Select the lines that contain "marker" and copy each of them.

Entries —
— begin —

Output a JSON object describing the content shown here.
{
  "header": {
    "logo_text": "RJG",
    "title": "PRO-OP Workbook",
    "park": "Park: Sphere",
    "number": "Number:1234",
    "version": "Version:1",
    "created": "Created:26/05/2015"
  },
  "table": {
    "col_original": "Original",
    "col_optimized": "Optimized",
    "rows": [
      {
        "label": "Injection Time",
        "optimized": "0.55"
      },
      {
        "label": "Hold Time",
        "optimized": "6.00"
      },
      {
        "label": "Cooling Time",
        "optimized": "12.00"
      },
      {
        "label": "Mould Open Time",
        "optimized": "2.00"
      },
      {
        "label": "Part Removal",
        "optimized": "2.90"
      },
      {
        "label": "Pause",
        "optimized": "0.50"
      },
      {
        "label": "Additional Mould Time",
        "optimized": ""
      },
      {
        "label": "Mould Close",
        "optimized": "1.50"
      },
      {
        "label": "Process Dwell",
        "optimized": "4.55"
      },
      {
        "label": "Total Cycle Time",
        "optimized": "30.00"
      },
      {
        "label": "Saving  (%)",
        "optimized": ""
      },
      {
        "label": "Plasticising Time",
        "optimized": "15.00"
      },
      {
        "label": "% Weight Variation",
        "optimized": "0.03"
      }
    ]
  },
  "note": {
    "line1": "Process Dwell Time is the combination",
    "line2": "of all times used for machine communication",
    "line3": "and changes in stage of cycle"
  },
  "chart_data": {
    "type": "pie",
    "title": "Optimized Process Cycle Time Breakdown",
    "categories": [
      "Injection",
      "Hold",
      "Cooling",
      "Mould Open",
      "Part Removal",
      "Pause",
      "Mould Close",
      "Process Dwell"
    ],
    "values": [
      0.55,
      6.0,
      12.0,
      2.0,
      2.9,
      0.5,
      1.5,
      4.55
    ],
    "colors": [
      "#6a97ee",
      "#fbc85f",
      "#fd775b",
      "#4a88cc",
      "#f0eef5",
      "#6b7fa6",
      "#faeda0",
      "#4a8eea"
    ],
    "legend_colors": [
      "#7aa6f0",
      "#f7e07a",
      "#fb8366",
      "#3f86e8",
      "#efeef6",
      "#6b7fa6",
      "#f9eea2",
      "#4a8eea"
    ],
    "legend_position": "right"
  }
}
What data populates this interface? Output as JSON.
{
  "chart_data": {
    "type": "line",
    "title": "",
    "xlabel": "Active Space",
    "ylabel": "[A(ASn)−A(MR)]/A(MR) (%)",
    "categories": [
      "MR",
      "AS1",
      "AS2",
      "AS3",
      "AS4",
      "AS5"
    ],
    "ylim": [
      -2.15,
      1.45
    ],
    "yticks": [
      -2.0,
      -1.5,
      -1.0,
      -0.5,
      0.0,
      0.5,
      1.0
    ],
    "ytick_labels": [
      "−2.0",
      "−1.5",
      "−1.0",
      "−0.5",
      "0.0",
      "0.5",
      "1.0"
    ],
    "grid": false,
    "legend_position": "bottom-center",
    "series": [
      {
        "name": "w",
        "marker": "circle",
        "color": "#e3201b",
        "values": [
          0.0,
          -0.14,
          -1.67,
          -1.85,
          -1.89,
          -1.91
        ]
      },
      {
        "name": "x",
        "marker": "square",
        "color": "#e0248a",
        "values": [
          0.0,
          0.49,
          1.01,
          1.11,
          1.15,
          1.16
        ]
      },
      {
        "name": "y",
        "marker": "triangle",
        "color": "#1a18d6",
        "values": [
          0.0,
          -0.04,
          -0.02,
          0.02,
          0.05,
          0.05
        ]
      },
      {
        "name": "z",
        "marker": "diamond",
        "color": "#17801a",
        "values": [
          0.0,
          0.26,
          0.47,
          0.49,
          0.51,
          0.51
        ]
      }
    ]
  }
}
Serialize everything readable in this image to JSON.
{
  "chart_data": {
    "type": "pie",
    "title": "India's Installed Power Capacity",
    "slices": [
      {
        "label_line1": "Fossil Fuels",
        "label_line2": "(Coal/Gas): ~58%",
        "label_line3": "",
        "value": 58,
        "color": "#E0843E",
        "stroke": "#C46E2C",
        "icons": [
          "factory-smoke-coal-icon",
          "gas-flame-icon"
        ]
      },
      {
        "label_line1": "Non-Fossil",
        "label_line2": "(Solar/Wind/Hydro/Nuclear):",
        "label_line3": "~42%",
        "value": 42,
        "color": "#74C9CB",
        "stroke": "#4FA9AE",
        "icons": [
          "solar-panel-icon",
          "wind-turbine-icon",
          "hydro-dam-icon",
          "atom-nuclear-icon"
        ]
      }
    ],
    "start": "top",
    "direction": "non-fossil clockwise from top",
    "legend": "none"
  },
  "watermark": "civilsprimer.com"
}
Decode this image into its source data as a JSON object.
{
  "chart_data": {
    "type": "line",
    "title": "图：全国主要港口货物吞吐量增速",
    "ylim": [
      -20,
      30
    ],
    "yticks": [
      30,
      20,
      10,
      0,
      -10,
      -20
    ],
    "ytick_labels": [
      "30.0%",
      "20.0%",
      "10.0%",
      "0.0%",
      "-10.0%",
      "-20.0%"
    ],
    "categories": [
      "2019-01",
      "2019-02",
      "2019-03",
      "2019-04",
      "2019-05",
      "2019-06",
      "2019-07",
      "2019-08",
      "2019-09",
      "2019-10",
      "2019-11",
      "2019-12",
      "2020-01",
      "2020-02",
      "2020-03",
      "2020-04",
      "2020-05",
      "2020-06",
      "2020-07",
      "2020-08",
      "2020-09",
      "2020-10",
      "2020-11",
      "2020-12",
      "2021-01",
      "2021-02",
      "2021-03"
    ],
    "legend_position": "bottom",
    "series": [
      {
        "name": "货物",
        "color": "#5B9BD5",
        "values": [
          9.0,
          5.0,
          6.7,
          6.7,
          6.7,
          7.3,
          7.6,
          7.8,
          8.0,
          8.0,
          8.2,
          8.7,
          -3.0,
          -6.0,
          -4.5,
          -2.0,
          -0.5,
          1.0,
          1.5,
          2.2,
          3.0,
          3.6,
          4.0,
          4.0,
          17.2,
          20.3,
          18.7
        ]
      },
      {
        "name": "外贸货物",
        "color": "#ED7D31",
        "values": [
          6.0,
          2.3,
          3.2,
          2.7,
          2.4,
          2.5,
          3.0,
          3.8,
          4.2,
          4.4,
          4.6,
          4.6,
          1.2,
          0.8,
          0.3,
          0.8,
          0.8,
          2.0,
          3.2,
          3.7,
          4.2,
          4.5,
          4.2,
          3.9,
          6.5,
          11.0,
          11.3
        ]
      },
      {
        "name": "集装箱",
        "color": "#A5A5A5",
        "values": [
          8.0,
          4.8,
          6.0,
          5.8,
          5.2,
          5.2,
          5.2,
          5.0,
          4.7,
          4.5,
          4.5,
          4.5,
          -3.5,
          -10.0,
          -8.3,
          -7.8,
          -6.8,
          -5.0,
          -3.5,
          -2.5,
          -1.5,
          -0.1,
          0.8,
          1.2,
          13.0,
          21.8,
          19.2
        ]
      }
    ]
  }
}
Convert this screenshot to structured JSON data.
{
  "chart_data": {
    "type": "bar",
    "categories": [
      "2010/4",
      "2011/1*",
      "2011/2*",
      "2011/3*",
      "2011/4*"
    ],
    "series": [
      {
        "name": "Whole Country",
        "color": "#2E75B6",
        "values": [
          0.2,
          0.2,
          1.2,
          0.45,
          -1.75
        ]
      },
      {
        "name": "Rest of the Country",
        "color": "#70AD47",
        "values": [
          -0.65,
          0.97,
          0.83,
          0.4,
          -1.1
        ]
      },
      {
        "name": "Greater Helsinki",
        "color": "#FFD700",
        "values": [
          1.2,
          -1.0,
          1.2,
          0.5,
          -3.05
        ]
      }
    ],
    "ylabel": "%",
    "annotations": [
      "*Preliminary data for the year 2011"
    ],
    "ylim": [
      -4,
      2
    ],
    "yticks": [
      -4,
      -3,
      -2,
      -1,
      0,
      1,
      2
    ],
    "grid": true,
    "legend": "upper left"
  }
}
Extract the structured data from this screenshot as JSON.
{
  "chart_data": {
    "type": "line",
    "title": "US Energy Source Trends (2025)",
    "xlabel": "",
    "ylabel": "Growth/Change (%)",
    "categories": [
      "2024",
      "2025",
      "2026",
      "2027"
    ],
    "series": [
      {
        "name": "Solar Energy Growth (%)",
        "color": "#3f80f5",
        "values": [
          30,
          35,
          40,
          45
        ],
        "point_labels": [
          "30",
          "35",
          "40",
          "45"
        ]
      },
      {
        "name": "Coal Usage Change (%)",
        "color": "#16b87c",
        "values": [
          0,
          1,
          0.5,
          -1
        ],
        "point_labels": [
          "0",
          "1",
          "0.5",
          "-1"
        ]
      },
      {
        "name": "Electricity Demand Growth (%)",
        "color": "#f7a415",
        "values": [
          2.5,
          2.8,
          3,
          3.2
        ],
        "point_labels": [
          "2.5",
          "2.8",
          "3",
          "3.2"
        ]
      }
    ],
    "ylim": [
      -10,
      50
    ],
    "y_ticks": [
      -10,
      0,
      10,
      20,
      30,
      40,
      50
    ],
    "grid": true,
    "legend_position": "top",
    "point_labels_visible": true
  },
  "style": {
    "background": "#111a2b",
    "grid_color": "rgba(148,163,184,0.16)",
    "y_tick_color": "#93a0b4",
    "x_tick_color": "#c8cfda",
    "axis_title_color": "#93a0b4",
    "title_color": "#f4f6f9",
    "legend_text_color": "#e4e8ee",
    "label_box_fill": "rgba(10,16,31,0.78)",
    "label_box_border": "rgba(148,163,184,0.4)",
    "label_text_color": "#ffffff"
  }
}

— end —

Answer —
        "marker": "circle",
        "marker": "square",
        "marker": "triangle",
        "marker": "diamond",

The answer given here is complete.